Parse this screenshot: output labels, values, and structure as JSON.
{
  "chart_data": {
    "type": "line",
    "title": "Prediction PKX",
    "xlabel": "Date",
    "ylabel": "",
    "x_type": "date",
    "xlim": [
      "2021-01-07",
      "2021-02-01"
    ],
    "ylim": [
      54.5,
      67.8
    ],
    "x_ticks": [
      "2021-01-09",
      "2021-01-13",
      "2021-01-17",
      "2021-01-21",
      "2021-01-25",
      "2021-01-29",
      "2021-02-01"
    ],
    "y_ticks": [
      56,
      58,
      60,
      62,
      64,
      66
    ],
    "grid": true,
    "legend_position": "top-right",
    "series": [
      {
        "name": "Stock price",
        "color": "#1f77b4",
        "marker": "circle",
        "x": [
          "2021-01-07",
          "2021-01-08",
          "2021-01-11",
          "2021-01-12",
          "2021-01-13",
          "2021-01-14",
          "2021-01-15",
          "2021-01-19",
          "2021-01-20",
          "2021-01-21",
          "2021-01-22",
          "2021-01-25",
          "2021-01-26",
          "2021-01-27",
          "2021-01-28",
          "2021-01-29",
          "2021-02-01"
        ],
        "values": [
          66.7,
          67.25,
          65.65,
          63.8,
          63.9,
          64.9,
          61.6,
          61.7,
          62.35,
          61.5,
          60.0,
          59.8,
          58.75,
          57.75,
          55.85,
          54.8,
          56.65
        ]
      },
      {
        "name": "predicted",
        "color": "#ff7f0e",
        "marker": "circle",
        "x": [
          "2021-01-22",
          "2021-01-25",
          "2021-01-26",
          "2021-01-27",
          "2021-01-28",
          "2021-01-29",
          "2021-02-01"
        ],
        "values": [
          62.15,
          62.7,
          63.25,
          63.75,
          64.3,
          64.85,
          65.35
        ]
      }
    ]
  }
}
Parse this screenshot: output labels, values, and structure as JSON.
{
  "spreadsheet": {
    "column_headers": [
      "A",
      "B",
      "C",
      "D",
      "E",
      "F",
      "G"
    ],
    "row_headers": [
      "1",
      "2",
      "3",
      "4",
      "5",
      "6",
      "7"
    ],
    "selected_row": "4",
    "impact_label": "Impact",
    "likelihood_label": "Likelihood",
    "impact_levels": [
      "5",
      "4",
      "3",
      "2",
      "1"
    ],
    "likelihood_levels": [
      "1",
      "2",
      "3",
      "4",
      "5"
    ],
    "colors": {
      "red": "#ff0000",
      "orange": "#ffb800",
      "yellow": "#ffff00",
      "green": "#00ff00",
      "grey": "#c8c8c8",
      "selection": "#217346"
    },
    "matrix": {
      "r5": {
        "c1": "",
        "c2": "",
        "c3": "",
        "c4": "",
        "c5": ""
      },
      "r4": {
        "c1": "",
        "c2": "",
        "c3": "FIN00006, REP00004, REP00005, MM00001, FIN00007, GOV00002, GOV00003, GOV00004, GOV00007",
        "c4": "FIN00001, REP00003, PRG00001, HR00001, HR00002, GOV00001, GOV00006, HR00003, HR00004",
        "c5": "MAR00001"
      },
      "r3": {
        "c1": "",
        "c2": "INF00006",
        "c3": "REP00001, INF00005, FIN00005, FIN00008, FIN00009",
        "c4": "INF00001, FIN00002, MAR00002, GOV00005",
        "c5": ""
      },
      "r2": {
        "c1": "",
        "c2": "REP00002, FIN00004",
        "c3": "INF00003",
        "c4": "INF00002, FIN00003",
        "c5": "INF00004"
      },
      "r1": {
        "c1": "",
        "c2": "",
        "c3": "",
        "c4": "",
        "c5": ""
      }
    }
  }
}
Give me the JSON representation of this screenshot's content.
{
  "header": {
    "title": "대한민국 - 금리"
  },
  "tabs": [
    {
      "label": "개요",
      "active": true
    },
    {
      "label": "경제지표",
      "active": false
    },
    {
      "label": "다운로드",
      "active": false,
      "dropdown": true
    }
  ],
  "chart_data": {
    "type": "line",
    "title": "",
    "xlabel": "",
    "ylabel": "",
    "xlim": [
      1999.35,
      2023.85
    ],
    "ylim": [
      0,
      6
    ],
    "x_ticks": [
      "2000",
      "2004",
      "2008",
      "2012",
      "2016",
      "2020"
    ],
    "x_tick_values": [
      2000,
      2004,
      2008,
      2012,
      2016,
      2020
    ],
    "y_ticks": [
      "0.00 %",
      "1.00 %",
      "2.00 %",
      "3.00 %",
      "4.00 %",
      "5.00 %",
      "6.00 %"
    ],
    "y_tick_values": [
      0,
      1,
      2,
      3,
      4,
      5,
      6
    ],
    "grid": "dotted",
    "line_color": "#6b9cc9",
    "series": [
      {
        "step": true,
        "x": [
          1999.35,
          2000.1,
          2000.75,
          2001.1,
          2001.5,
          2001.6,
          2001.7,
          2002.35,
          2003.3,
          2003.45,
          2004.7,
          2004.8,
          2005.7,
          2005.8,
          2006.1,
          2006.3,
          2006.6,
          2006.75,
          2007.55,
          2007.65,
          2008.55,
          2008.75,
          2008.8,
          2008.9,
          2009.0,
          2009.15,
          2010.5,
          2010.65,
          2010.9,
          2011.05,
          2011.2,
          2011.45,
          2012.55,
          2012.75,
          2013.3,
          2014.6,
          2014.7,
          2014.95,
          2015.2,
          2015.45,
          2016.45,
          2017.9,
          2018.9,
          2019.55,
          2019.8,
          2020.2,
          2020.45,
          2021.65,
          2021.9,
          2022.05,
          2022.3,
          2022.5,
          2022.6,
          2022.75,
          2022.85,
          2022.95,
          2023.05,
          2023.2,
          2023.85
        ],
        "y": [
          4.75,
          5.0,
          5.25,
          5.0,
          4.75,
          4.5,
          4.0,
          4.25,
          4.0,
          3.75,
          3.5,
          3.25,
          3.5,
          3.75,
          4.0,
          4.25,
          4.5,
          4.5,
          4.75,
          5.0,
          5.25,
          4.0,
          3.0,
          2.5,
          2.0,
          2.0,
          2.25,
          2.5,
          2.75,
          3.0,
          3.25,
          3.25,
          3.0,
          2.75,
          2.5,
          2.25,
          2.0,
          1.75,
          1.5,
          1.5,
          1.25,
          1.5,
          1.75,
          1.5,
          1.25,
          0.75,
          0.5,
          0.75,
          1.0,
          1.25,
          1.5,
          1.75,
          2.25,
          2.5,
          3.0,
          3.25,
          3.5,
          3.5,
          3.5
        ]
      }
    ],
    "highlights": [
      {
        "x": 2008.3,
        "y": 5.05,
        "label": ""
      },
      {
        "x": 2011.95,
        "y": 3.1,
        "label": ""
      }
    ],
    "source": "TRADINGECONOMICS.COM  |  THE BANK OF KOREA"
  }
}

[Exercise details] From the records above, extract every entry exactly as given.

[Answer to the problem]
Parse this screenshot: output labels, values, and structure as JSON.
{
  "chart_data": {
    "type": "line",
    "title": "Prediction PKX",
    "xlabel": "Date",
    "ylabel": "",
    "x_type": "date",
    "xlim": [
      "2021-01-07",
      "2021-02-01"
    ],
    "ylim": [
      54.5,
      67.8
    ],
    "x_ticks": [
      "2021-01-09",
      "2021-01-13",
      "2021-01-17",
      "2021-01-21",
      "2021-01-25",
      "2021-01-29",
      "2021-02-01"
    ],
    "y_ticks": [
      56,
      58,
      60,
      62,
      64,
      66
    ],
    "grid": true,
    "legend_position": "top-right",
    "series": [
      {
        "name": "Stock price",
        "color": "#1f77b4",
        "marker": "circle",
        "x": [
          "2021-01-07",
          "2021-01-08",
          "2021-01-11",
          "2021-01-12",
          "2021-01-13",
          "2021-01-14",
          "2021-01-15",
          "2021-01-19",
          "2021-01-20",
          "2021-01-21",
          "2021-01-22",
          "2021-01-25",
          "2021-01-26",
          "2021-01-27",
          "2021-01-28",
          "2021-01-29",
          "2021-02-01"
        ],
        "values": [
          66.7,
          67.25,
          65.65,
          63.8,
          63.9,
          64.9,
          61.6,
          61.7,
          62.35,
          61.5,
          60.0,
          59.8,
          58.75,
          57.75,
          55.85,
          54.8,
          56.65
        ]
      },
      {
        "name": "predicted",
        "color": "#ff7f0e",
        "marker": "circle",
        "x": [
          "2021-01-22",
          "2021-01-25",
          "2021-01-26",
          "2021-01-27",
          "2021-01-28",
          "2021-01-29",
          "2021-02-01"
        ],
        "values": [
          62.15,
          62.7,
          63.25,
          63.75,
          64.3,
          64.85,
          65.35
        ]
      }
    ]
  }
}
Parse this screenshot: output labels, values, and structure as JSON.
{
  "spreadsheet": {
    "column_headers": [
      "A",
      "B",
      "C",
      "D",
      "E",
      "F",
      "G"
    ],
    "row_headers": [
      "1",
      "2",
      "3",
      "4",
      "5",
      "6",
      "7"
    ],
    "selected_row": "4",
    "impact_label": "Impact",
    "likelihood_label": "Likelihood",
    "impact_levels": [
      "5",
      "4",
      "3",
      "2",
      "1"
    ],
    "likelihood_levels": [
      "1",
      "2",
      "3",
      "4",
      "5"
    ],
    "colors": {
      "red": "#ff0000",
      "orange": "#ffb800",
      "yellow": "#ffff00",
      "green": "#00ff00",
      "grey": "#c8c8c8",
      "selection": "#217346"
    },
    "matrix": {
      "r5": {
        "c1": "",
        "c2": "",
        "c3": "",
        "c4": "",
        "c5": ""
      },
      "r4": {
        "c1": "",
        "c2": "",
        "c3": "FIN00006, REP00004, REP00005, MM00001, FIN00007, GOV00002, GOV00003, GOV00004, GOV00007",
        "c4": "FIN00001, REP00003, PRG00001, HR00001, HR00002, GOV00001, GOV00006, HR00003, HR00004",
        "c5": "MAR00001"
      },
      "r3": {
        "c1": "",
        "c2": "INF00006",
        "c3": "REP00001, INF00005, FIN00005, FIN00008, FIN00009",
        "c4": "INF00001, FIN00002, MAR00002, GOV00005",
        "c5": ""
      },
      "r2": {
        "c1": "",
        "c2": "REP00002, FIN00004",
        "c3": "INF00003",
        "c4": "INF00002, FIN00003",
        "c5": "INF00004"
      },
      "r1": {
        "c1": "",
        "c2": "",
        "c3": "",
        "c4": "",
        "c5": ""
      }
    }
  }
}
Give me the JSON representation of this screenshot's content.
{
  "header": {
    "title": "대한민국 - 금리"
  },
  "tabs": [
    {
      "label": "개요",
      "active": true
    },
    {
      "label": "경제지표",
      "active": false
    },
    {
      "label": "다운로드",
      "active": false,
      "dropdown": true
    }
  ],
  "chart_data": {
    "type": "line",
    "title": "",
    "xlabel": "",
    "ylabel": "",
    "xlim": [
      1999.35,
      2023.85
    ],
    "ylim": [
      0,
      6
    ],
    "x_ticks": [
      "2000",
      "2004",
      "2008",
      "2012",
      "2016",
      "2020"
    ],
    "x_tick_values": [
      2000,
      2004,
      2008,
      2012,
      2016,
      2020
    ],
    "y_ticks": [
      "0.00 %",
      "1.00 %",
      "2.00 %",
      "3.00 %",
      "4.00 %",
      "5.00 %",
      "6.00 %"
    ],
    "y_tick_values": [
      0,
      1,
      2,
      3,
      4,
      5,
      6
    ],
    "grid": "dotted",
    "line_color": "#6b9cc9",
    "series": [
      {
        "step": true,
        "x": [
          1999.35,
          2000.1,
          2000.75,
          2001.1,
          2001.5,
          2001.6,
          2001.7,
          2002.35,
          2003.3,
          2003.45,
          2004.7,
          2004.8,
          2005.7,
          2005.8,
          2006.1,
          2006.3,
          2006.6,
          2006.75,
          2007.55,
          2007.65,
          2008.55,
          2008.75,
          2008.8,
          2008.9,
          2009.0,
          2009.15,
          2010.5,
          2010.65,
          2010.9,
          2011.05,
          2011.2,
          2011.45,
          2012.55,
          2012.75,
          2013.3,
          2014.6,
          2014.7,
          2014.95,
          2015.2,
          2015.45,
          2016.45,
          2017.9,
          2018.9,
          2019.55,
          2019.8,
          2020.2,
          2020.45,
          2021.65,
          2021.9,
          2022.05,
          2022.3,
          2022.5,
          2022.6,
          2022.75,
          2022.85,
          2022.95,
          2023.05,
          2023.2,
          2023.85
        ],
        "y": [
          4.75,
          5.0,
          5.25,
          5.0,
          4.75,
          4.5,
          4.0,
          4.25,
          4.0,
          3.75,
          3.5,
          3.25,
          3.5,
          3.75,
          4.0,
          4.25,
          4.5,
          4.5,
          4.75,
          5.0,
          5.25,
          4.0,
          3.0,
          2.5,
          2.0,
          2.0,
          2.25,
          2.5,
          2.75,
          3.0,
          3.25,
          3.25,
          3.0,
          2.75,
          2.5,
          2.25,
          2.0,
          1.75,
          1.5,
          1.5,
          1.25,
          1.5,
          1.75,
          1.5,
          1.25,
          0.75,
          0.5,
          0.75,
          1.0,
          1.25,
          1.5,
          1.75,
          2.25,
          2.5,
          3.0,
          3.25,
          3.5,
          3.5,
          3.5
        ]
      }
    ],
    "highlights": [
      {
        "x": 2008.3,
        "y": 5.05,
        "label": ""
      },
      {
        "x": 2011.95,
        "y": 3.1,
        "label": ""
      }
    ],
    "source": "TRADINGECONOMICS.COM  |  THE BANK OF KOREA"
  }
}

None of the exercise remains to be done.